Reproduce the records below in full and exactly, without their images.

----------------------------------------

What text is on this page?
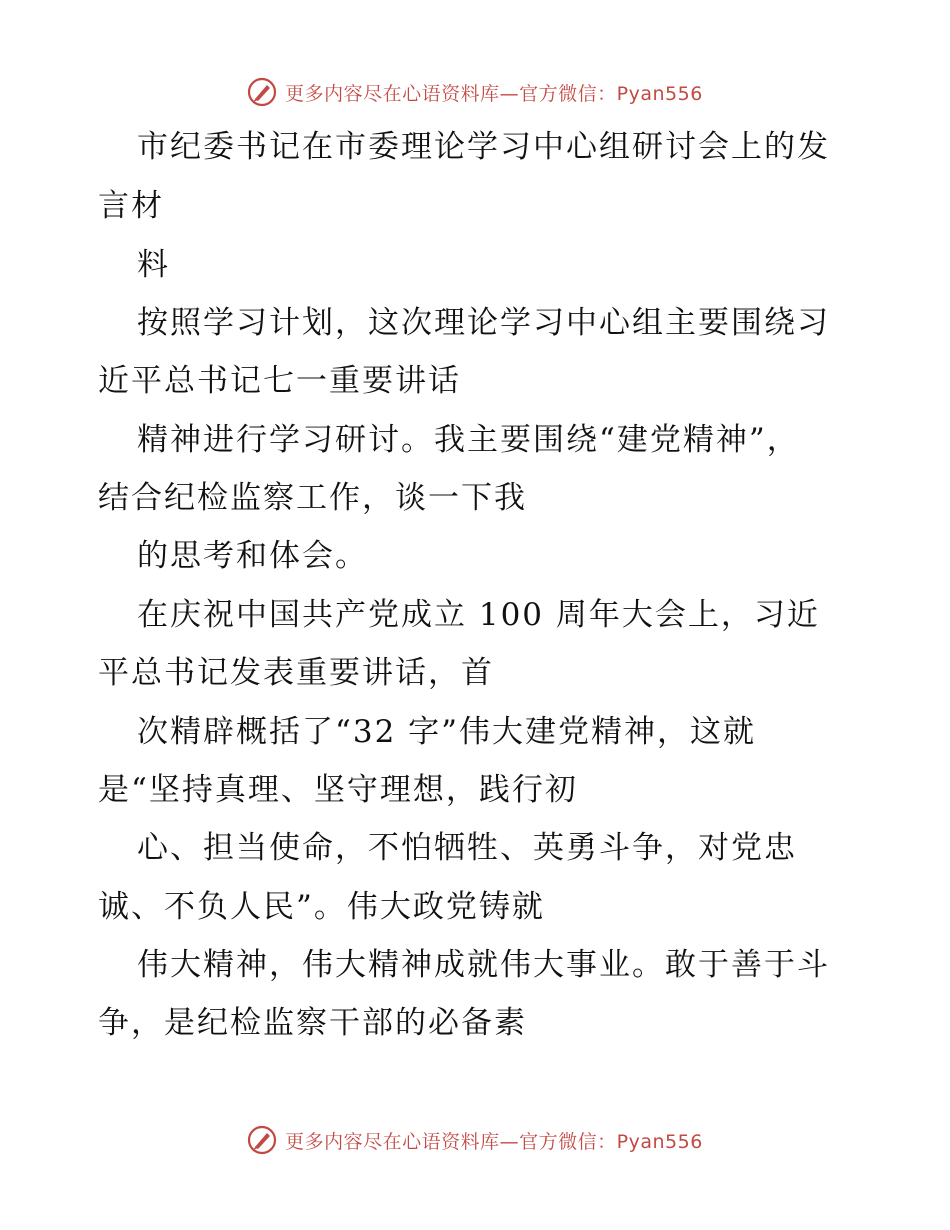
更多内容尽在心语资料库—官方微信：Pyan556
市纪委书记在市委理论学习中心组研讨会上的发
言材
料
按照学习计划，这次理论学习中心组主要围绕习
近平总书记七一重要讲话
精神进行学习研讨。我主要围绕“建党精神”，
结合纪检监察工作，谈一下我
的思考和体会。
在庆祝中国共产党成立 100 周年大会上，习近
平总书记发表重要讲话，首
次精辟概括了“32 字”伟大建党精神，这就
是“坚持真理、坚守理想，践行初
心、担当使命，不怕牺牲、英勇斗争，对党忠
诚、不负人民”。伟大政党铸就
伟大精神，伟大精神成就伟大事业。敢于善于斗
争，是纪检监察干部的必备素
更多内容尽在心语资料库—官方微信：Pyan556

----------------------------------------

Solution for this task:
What text is on this page?
更多内容尽在心语资料库—官方微信：Pyan556
市纪委书记在市委理论学习中心组研讨会上的发
言材
料
按照学习计划，这次理论学习中心组主要围绕习
近平总书记七一重要讲话
精神进行学习研讨。我主要围绕“建党精神”，
结合纪检监察工作，谈一下我
的思考和体会。
在庆祝中国共产党成立 100 周年大会上，习近
平总书记发表重要讲话，首
次精辟概括了“32 字”伟大建党精神，这就
是“坚持真理、坚守理想，践行初
心、担当使命，不怕牺牲、英勇斗争，对党忠
诚、不负人民”。伟大政党铸就
伟大精神，伟大精神成就伟大事业。敢于善于斗
争，是纪检监察干部的必备素
更多内容尽在心语资料库—官方微信：Pyan556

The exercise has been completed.